## REQUIRED WORK
Determine how many lines of the material hold the string "active" and reply with only that number.

Stored entries:
-- start --

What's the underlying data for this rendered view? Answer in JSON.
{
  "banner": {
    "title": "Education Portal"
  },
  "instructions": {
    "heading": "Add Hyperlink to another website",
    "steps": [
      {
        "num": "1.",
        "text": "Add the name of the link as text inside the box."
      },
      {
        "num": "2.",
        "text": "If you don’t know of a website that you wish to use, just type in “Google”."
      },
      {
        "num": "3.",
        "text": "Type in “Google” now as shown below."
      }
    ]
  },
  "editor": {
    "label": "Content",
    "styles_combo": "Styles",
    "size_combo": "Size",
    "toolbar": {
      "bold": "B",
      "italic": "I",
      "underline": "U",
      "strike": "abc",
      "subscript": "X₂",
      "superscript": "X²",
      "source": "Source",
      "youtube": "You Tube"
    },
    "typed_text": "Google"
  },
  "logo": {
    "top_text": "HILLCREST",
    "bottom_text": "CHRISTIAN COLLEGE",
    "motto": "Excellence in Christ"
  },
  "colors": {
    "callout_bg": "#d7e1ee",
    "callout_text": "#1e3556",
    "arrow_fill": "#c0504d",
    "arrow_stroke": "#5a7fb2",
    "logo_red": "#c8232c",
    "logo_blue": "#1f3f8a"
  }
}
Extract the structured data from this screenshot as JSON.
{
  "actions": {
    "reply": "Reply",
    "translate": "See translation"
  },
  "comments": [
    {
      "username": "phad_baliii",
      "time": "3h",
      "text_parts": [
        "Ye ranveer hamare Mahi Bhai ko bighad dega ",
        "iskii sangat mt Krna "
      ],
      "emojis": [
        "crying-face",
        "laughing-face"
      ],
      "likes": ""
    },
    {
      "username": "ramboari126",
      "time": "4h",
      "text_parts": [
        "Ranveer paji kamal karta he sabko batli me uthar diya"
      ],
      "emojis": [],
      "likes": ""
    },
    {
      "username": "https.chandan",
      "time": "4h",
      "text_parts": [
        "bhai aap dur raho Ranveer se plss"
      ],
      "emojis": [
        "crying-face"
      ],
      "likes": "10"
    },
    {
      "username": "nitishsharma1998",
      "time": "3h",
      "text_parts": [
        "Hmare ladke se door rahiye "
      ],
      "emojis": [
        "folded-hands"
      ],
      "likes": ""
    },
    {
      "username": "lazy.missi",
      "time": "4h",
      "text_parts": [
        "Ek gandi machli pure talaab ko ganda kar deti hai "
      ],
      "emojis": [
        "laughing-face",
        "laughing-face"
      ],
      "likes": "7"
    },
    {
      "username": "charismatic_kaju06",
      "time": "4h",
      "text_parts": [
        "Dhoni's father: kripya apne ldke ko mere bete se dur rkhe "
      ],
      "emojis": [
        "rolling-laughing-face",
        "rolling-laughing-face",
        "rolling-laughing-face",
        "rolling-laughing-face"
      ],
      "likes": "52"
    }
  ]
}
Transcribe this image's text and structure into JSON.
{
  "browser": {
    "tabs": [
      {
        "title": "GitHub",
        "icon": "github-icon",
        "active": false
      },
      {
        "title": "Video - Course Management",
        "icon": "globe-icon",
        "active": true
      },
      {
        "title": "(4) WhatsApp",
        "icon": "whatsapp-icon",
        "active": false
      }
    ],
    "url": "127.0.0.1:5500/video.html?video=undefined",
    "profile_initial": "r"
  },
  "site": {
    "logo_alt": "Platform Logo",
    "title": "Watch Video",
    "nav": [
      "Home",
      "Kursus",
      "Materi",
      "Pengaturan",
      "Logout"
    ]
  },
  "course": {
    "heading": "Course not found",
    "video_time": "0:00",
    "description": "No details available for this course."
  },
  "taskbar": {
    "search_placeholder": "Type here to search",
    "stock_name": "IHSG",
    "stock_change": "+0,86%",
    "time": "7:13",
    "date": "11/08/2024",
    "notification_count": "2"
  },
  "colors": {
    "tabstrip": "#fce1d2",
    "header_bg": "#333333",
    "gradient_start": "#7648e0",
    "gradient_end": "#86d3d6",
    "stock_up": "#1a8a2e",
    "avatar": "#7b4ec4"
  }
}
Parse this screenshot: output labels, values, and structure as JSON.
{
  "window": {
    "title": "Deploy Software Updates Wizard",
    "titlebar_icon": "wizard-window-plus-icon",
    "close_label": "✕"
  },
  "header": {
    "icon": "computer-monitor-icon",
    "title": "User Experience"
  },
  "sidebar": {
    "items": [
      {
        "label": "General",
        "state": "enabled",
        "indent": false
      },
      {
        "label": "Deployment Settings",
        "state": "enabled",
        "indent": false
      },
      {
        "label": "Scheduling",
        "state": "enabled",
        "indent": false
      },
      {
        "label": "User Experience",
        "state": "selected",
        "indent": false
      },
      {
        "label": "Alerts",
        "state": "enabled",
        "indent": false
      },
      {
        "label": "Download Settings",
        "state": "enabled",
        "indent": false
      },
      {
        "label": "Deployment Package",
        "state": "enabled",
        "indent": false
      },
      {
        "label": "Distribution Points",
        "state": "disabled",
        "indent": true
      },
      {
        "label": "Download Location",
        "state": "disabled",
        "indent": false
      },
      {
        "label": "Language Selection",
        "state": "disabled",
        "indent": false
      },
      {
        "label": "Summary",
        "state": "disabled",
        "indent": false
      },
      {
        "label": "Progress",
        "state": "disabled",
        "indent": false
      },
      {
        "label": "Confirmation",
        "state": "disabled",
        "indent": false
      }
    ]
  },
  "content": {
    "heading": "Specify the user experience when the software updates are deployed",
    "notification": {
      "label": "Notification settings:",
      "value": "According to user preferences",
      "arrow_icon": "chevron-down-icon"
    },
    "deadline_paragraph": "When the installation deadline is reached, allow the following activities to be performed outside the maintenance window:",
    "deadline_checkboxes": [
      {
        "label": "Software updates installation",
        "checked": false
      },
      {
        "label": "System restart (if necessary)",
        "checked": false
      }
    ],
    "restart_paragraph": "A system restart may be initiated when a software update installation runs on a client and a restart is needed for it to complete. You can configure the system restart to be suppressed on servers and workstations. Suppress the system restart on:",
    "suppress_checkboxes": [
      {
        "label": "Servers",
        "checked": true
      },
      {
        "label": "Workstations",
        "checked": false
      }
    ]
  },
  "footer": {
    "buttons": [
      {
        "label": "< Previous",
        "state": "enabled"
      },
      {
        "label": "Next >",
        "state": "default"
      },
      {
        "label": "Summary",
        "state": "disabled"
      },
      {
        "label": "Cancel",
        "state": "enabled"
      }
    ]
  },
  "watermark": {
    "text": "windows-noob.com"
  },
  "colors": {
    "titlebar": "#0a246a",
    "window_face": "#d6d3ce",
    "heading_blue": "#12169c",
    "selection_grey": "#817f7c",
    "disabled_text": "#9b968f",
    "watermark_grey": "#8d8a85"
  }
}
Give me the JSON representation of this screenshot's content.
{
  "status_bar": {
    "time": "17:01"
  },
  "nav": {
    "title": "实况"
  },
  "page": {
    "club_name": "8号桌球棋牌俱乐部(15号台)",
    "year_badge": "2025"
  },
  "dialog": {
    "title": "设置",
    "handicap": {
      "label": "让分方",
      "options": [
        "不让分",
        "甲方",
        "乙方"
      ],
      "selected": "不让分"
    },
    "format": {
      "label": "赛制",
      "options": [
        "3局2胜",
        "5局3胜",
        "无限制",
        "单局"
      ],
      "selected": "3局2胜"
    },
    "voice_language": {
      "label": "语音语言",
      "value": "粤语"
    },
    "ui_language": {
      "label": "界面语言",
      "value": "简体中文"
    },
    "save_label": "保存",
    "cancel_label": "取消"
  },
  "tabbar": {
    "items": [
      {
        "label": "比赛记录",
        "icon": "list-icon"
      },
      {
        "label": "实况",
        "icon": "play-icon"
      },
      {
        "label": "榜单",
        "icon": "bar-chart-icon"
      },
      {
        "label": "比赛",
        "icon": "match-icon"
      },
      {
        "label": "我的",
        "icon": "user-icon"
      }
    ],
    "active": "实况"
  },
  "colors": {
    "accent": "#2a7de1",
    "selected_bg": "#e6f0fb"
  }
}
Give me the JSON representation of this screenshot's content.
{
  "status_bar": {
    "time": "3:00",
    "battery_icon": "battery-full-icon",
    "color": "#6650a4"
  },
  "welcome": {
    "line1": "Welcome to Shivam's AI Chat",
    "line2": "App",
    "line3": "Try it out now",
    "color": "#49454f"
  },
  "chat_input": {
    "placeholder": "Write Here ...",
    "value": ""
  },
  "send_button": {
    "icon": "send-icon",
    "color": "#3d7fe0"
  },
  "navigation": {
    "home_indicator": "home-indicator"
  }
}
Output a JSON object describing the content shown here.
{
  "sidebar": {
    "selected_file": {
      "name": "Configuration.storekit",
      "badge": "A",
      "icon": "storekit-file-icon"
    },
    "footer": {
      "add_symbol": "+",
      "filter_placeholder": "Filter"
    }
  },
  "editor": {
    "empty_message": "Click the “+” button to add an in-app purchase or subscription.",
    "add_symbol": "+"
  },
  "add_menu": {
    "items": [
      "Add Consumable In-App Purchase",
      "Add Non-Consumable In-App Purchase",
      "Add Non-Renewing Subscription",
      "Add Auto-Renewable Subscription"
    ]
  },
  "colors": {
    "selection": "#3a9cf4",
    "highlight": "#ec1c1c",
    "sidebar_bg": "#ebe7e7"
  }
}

-- end --

## SOLUTION FOR THIS PROBLEM
4